> _WORK REQUIRED_
Images appear in the records below; leave them out and repeat everything else exactly.

> _RECORDS FOR THE EXERCISE_
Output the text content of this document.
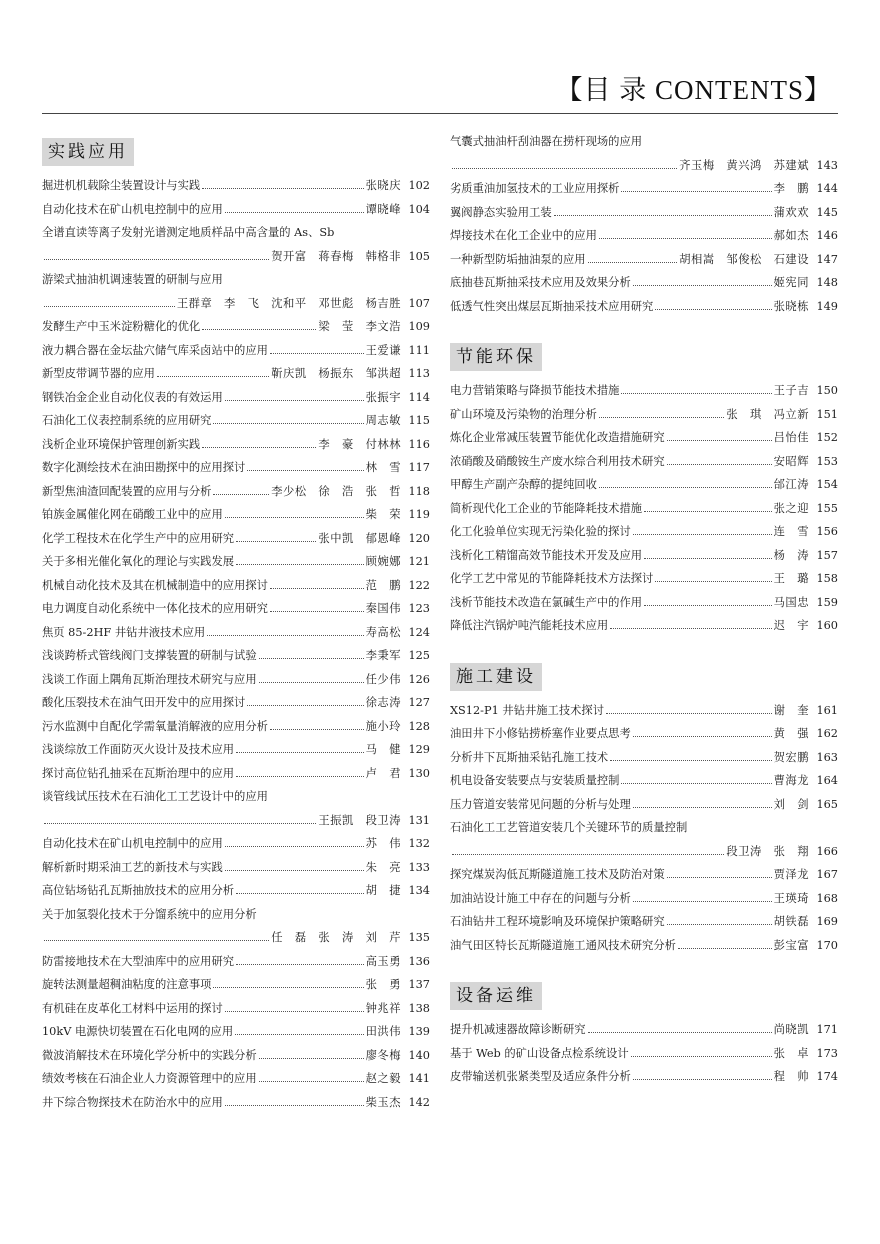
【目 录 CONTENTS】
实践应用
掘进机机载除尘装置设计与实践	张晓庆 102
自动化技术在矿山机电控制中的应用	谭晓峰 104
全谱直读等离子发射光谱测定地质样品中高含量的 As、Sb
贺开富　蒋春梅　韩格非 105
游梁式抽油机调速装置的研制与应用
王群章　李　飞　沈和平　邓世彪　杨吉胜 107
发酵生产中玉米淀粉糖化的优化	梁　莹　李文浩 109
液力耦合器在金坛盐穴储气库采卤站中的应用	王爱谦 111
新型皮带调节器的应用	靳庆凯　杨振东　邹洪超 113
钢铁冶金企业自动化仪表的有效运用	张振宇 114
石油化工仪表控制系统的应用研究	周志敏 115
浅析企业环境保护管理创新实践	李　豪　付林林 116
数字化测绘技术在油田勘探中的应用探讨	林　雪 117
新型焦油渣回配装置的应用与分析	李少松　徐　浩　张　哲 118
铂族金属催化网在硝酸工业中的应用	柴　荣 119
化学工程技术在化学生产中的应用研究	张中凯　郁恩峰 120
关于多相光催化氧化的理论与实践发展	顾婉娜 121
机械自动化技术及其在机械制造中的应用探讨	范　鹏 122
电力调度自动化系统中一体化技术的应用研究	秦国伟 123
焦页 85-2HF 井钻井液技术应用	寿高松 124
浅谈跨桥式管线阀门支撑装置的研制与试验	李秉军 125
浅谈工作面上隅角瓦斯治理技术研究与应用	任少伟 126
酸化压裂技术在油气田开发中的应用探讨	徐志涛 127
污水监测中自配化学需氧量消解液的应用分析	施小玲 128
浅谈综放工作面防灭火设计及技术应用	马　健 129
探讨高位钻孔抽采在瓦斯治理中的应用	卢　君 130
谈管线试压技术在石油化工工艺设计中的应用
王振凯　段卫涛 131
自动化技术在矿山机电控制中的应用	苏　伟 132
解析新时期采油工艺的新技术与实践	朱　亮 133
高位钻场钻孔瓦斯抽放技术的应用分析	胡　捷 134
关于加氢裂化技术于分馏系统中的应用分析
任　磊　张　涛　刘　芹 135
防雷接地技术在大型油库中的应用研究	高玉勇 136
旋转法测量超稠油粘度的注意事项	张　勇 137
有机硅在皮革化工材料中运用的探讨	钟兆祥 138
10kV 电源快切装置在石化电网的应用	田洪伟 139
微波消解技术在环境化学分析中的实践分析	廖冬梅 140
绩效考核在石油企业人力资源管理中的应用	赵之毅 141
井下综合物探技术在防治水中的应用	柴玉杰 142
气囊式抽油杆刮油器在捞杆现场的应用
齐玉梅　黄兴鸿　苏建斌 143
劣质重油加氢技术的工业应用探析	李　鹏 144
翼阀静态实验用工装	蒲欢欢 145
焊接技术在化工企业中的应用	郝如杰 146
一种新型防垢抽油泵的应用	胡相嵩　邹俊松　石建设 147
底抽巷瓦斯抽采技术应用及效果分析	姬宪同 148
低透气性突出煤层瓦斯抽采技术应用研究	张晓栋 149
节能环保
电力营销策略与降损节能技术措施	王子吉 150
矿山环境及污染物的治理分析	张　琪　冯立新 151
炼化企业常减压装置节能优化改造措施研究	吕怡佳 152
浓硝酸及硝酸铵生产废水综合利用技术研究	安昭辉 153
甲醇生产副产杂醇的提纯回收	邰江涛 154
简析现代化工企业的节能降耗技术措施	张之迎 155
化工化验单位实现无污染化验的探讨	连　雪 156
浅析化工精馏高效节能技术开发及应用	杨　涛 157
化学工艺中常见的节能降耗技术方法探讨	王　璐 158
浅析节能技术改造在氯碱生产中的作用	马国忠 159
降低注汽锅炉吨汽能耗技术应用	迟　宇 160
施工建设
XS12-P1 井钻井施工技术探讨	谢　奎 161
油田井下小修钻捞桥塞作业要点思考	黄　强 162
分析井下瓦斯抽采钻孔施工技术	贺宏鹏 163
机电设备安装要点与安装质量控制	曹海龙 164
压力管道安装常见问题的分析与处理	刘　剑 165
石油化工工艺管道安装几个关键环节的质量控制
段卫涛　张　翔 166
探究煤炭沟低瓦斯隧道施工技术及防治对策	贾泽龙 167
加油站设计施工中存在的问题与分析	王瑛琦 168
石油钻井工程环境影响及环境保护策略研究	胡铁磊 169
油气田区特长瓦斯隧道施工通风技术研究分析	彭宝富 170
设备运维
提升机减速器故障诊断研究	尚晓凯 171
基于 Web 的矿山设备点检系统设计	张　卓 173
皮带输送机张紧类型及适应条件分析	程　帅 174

> _SOLUTION FOR THIS TASK_
Output the text content of this document.
【目 录 CONTENTS】
实践应用
掘进机机载除尘装置设计与实践	张晓庆 102
自动化技术在矿山机电控制中的应用	谭晓峰 104
全谱直读等离子发射光谱测定地质样品中高含量的 As、Sb
贺开富　蒋春梅　韩格非 105
游梁式抽油机调速装置的研制与应用
王群章　李　飞　沈和平　邓世彪　杨吉胜 107
发酵生产中玉米淀粉糖化的优化	梁　莹　李文浩 109
液力耦合器在金坛盐穴储气库采卤站中的应用	王爱谦 111
新型皮带调节器的应用	靳庆凯　杨振东　邹洪超 113
钢铁冶金企业自动化仪表的有效运用	张振宇 114
石油化工仪表控制系统的应用研究	周志敏 115
浅析企业环境保护管理创新实践	李　豪　付林林 116
数字化测绘技术在油田勘探中的应用探讨	林　雪 117
新型焦油渣回配装置的应用与分析	李少松　徐　浩　张　哲 118
铂族金属催化网在硝酸工业中的应用	柴　荣 119
化学工程技术在化学生产中的应用研究	张中凯　郁恩峰 120
关于多相光催化氧化的理论与实践发展	顾婉娜 121
机械自动化技术及其在机械制造中的应用探讨	范　鹏 122
电力调度自动化系统中一体化技术的应用研究	秦国伟 123
焦页 85-2HF 井钻井液技术应用	寿高松 124
浅谈跨桥式管线阀门支撑装置的研制与试验	李秉军 125
浅谈工作面上隅角瓦斯治理技术研究与应用	任少伟 126
酸化压裂技术在油气田开发中的应用探讨	徐志涛 127
污水监测中自配化学需氧量消解液的应用分析	施小玲 128
浅谈综放工作面防灭火设计及技术应用	马　健 129
探讨高位钻孔抽采在瓦斯治理中的应用	卢　君 130
谈管线试压技术在石油化工工艺设计中的应用
王振凯　段卫涛 131
自动化技术在矿山机电控制中的应用	苏　伟 132
解析新时期采油工艺的新技术与实践	朱　亮 133
高位钻场钻孔瓦斯抽放技术的应用分析	胡　捷 134
关于加氢裂化技术于分馏系统中的应用分析
任　磊　张　涛　刘　芹 135
防雷接地技术在大型油库中的应用研究	高玉勇 136
旋转法测量超稠油粘度的注意事项	张　勇 137
有机硅在皮革化工材料中运用的探讨	钟兆祥 138
10kV 电源快切装置在石化电网的应用	田洪伟 139
微波消解技术在环境化学分析中的实践分析	廖冬梅 140
绩效考核在石油企业人力资源管理中的应用	赵之毅 141
井下综合物探技术在防治水中的应用	柴玉杰 142
气囊式抽油杆刮油器在捞杆现场的应用
齐玉梅　黄兴鸿　苏建斌 143
劣质重油加氢技术的工业应用探析	李　鹏 144
翼阀静态实验用工装	蒲欢欢 145
焊接技术在化工企业中的应用	郝如杰 146
一种新型防垢抽油泵的应用	胡相嵩　邹俊松　石建设 147
底抽巷瓦斯抽采技术应用及效果分析	姬宪同 148
低透气性突出煤层瓦斯抽采技术应用研究	张晓栋 149
节能环保
电力营销策略与降损节能技术措施	王子吉 150
矿山环境及污染物的治理分析	张　琪　冯立新 151
炼化企业常减压装置节能优化改造措施研究	吕怡佳 152
浓硝酸及硝酸铵生产废水综合利用技术研究	安昭辉 153
甲醇生产副产杂醇的提纯回收	邰江涛 154
简析现代化工企业的节能降耗技术措施	张之迎 155
化工化验单位实现无污染化验的探讨	连　雪 156
浅析化工精馏高效节能技术开发及应用	杨　涛 157
化学工艺中常见的节能降耗技术方法探讨	王　璐 158
浅析节能技术改造在氯碱生产中的作用	马国忠 159
降低注汽锅炉吨汽能耗技术应用	迟　宇 160
施工建设
XS12-P1 井钻井施工技术探讨	谢　奎 161
油田井下小修钻捞桥塞作业要点思考	黄　强 162
分析井下瓦斯抽采钻孔施工技术	贺宏鹏 163
机电设备安装要点与安装质量控制	曹海龙 164
压力管道安装常见问题的分析与处理	刘　剑 165
石油化工工艺管道安装几个关键环节的质量控制
段卫涛　张　翔 166
探究煤炭沟低瓦斯隧道施工技术及防治对策	贾泽龙 167
加油站设计施工中存在的问题与分析	王瑛琦 168
石油钻井工程环境影响及环境保护策略研究	胡铁磊 169
油气田区特长瓦斯隧道施工通风技术研究分析	彭宝富 170
设备运维
提升机减速器故障诊断研究	尚晓凯 171
基于 Web 的矿山设备点检系统设计	张　卓 173
皮带输送机张紧类型及适应条件分析	程　帅 174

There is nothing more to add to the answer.